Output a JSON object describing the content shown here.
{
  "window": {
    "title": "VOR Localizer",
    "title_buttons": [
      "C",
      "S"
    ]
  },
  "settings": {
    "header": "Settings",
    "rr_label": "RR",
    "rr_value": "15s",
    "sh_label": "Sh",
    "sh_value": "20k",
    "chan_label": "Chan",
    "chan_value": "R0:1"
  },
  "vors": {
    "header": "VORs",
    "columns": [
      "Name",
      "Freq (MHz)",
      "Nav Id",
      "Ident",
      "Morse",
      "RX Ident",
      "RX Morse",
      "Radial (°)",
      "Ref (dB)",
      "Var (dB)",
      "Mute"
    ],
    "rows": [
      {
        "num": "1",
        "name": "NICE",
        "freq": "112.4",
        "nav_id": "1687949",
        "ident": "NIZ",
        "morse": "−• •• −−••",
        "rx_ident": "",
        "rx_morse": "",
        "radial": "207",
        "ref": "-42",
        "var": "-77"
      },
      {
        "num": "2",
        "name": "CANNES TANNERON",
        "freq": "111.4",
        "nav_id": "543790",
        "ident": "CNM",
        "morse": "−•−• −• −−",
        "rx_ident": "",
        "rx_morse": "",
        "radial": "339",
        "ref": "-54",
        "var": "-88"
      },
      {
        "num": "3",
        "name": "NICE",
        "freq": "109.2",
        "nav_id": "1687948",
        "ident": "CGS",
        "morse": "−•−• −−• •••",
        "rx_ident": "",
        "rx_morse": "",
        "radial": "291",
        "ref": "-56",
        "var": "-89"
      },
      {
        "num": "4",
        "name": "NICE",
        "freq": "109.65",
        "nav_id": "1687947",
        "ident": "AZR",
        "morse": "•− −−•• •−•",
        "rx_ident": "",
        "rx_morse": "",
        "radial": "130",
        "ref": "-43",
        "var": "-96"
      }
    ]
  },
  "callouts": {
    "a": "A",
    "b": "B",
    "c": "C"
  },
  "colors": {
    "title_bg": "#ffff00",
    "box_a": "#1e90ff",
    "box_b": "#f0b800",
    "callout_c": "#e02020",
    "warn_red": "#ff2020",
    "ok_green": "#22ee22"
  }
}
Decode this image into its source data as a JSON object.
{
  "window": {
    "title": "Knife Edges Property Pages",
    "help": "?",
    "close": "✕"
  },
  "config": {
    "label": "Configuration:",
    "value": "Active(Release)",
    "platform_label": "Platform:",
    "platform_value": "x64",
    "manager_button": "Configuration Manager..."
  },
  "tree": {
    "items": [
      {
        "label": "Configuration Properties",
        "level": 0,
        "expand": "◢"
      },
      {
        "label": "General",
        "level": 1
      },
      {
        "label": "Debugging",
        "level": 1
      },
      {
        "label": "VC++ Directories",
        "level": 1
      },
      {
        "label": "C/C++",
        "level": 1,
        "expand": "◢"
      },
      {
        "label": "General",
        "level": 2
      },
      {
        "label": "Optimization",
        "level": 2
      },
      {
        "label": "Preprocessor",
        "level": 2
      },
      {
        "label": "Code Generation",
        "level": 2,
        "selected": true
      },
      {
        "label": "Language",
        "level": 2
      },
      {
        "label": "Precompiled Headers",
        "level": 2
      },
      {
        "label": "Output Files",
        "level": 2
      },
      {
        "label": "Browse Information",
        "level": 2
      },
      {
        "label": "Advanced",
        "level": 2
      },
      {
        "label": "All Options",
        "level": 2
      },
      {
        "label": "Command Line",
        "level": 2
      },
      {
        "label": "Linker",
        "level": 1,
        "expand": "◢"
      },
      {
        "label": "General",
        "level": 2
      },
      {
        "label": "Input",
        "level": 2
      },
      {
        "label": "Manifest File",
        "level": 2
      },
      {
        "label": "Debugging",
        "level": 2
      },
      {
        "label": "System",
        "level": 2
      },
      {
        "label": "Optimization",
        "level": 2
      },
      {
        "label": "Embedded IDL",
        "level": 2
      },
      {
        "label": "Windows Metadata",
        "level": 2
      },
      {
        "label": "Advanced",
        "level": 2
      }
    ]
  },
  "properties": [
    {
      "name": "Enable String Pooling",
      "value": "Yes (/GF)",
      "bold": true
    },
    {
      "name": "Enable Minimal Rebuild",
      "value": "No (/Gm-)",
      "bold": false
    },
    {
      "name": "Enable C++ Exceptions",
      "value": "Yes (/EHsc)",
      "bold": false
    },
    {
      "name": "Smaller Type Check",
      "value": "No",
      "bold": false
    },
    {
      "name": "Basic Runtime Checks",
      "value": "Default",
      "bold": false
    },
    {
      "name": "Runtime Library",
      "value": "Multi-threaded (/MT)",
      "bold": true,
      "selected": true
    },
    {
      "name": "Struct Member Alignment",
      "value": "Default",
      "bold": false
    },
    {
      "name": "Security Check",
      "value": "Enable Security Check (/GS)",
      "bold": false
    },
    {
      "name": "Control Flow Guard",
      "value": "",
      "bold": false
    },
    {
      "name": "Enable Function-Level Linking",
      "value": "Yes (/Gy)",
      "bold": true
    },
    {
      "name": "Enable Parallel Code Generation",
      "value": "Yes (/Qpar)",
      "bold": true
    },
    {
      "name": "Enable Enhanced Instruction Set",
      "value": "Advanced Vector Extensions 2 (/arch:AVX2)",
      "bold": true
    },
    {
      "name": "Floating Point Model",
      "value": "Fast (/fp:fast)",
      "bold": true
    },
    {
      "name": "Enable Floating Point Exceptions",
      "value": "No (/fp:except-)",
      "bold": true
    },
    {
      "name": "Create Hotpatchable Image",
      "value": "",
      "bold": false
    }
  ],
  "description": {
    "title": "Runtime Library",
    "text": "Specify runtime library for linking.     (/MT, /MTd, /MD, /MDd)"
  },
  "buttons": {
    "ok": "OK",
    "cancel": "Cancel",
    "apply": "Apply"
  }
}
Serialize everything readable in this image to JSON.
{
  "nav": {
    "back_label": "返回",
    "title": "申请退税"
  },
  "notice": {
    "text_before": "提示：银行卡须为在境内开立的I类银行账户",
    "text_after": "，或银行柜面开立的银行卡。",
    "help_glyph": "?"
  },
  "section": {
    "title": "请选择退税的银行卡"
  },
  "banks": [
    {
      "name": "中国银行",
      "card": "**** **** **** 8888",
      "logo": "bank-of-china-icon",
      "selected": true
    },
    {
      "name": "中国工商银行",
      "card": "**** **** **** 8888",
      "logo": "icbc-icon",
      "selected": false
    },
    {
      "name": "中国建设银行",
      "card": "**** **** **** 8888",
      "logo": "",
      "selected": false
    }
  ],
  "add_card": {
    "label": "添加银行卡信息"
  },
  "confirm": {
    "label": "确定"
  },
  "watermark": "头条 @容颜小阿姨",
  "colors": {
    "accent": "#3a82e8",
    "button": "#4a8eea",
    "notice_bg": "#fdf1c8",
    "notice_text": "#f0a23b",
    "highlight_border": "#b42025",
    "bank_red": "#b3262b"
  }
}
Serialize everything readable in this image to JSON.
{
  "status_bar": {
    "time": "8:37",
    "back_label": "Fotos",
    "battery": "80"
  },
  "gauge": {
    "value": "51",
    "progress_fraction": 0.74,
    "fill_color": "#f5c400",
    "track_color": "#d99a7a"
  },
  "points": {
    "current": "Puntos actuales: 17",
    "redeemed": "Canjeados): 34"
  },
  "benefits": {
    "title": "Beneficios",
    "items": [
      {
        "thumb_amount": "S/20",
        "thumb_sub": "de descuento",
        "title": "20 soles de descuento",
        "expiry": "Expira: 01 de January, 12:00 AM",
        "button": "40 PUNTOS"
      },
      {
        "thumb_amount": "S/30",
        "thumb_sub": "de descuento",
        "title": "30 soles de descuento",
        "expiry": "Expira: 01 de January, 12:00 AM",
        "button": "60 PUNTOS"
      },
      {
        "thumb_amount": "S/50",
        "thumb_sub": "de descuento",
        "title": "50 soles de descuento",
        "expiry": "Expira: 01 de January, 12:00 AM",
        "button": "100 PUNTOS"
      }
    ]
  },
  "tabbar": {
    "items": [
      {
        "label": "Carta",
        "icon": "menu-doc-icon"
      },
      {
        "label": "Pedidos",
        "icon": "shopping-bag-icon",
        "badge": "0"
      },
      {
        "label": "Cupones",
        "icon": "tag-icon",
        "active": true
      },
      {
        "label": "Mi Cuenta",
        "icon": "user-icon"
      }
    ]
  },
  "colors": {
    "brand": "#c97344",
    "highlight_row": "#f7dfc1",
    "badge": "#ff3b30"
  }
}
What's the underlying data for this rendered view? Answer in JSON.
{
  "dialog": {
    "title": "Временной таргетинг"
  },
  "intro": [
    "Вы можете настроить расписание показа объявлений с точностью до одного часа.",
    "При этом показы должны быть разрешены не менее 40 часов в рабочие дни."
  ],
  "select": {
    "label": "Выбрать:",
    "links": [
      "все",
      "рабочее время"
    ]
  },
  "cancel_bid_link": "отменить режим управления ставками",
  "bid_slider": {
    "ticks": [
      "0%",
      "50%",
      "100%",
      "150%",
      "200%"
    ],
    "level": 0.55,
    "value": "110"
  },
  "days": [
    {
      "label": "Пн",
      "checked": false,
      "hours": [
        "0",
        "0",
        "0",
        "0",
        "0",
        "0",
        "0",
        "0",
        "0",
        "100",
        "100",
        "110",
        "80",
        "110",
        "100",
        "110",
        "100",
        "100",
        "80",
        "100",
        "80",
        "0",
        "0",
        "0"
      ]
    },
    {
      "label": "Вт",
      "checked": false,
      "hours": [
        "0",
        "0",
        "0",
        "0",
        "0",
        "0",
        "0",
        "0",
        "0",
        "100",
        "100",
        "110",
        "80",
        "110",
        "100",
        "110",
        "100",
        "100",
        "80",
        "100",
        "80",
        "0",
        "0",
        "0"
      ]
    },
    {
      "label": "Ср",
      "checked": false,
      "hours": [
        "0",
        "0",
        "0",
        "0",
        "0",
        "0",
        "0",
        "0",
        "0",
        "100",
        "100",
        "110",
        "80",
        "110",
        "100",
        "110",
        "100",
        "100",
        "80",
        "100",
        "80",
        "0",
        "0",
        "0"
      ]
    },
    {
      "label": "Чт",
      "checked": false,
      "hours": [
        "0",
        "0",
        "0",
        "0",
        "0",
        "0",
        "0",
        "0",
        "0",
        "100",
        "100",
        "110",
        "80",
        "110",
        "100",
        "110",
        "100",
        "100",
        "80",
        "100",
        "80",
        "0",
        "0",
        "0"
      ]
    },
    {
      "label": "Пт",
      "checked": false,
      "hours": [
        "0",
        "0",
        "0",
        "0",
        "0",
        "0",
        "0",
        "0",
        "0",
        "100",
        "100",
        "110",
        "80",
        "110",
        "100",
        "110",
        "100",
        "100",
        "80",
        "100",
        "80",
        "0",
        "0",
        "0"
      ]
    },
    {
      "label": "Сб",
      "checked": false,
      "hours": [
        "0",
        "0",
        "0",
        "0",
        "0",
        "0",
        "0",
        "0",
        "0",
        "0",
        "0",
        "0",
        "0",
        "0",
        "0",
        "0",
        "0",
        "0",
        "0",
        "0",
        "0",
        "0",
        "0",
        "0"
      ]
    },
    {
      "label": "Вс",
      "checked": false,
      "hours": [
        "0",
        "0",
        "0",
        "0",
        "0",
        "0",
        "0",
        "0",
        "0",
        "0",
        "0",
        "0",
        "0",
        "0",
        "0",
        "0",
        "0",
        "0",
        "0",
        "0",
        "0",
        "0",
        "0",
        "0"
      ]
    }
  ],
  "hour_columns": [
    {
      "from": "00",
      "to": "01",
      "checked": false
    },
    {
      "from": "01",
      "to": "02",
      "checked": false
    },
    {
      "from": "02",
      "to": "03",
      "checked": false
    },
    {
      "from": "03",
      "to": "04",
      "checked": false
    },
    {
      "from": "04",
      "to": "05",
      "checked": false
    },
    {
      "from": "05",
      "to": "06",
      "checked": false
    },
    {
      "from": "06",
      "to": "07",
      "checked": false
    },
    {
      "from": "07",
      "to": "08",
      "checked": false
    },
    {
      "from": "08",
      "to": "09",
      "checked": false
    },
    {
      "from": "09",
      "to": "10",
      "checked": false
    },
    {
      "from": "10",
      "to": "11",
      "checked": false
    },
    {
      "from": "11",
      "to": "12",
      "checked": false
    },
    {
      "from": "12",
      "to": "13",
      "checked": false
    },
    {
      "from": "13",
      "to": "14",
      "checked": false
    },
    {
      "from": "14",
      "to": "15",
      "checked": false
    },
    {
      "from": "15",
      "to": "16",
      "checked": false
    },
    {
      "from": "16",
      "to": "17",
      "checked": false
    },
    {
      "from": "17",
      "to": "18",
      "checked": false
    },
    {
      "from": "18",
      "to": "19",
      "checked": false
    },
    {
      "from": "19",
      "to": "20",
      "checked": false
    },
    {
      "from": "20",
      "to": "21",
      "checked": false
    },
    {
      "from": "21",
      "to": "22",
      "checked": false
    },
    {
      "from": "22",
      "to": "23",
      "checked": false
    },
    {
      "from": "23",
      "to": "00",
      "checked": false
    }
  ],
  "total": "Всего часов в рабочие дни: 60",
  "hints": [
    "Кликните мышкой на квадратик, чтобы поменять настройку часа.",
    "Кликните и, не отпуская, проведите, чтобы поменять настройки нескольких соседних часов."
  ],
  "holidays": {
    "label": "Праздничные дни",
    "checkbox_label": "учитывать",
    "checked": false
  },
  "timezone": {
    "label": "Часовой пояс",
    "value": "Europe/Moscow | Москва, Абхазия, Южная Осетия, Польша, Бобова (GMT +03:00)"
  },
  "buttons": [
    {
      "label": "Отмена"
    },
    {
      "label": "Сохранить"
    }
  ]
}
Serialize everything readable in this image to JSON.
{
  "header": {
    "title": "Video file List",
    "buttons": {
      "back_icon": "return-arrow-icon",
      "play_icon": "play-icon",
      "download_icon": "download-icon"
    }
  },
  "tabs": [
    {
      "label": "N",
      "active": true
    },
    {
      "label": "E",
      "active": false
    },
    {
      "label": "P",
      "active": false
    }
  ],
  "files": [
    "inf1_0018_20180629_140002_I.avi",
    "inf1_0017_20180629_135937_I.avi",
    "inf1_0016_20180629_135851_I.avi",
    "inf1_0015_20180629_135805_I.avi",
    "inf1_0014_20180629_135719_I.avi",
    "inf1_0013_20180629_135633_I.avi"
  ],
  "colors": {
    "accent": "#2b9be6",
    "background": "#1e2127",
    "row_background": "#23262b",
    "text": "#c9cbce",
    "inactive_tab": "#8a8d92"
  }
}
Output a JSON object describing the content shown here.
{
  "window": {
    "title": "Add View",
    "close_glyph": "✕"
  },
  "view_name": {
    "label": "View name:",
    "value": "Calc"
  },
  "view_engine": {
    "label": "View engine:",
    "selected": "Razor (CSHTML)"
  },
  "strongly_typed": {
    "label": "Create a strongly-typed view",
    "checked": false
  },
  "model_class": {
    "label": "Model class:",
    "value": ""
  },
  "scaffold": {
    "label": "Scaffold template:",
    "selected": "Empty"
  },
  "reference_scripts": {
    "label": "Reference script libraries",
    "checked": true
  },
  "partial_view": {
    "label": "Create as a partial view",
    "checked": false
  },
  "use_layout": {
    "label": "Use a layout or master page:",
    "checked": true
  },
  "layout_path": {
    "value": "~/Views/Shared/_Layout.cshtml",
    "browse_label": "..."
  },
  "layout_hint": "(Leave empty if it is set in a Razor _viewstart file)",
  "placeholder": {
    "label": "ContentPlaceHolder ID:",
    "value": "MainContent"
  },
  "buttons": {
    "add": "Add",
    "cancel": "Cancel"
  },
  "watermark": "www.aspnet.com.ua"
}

● ● ● ●

Where a line above holds the string "чтобы", show that line.

> [The response]
    "Кликните мышкой на квадратик, чтобы поменять настройку часа.",
    "Кликните и, не отпуская, проведите, чтобы поменять настройки нескольких соседних часов."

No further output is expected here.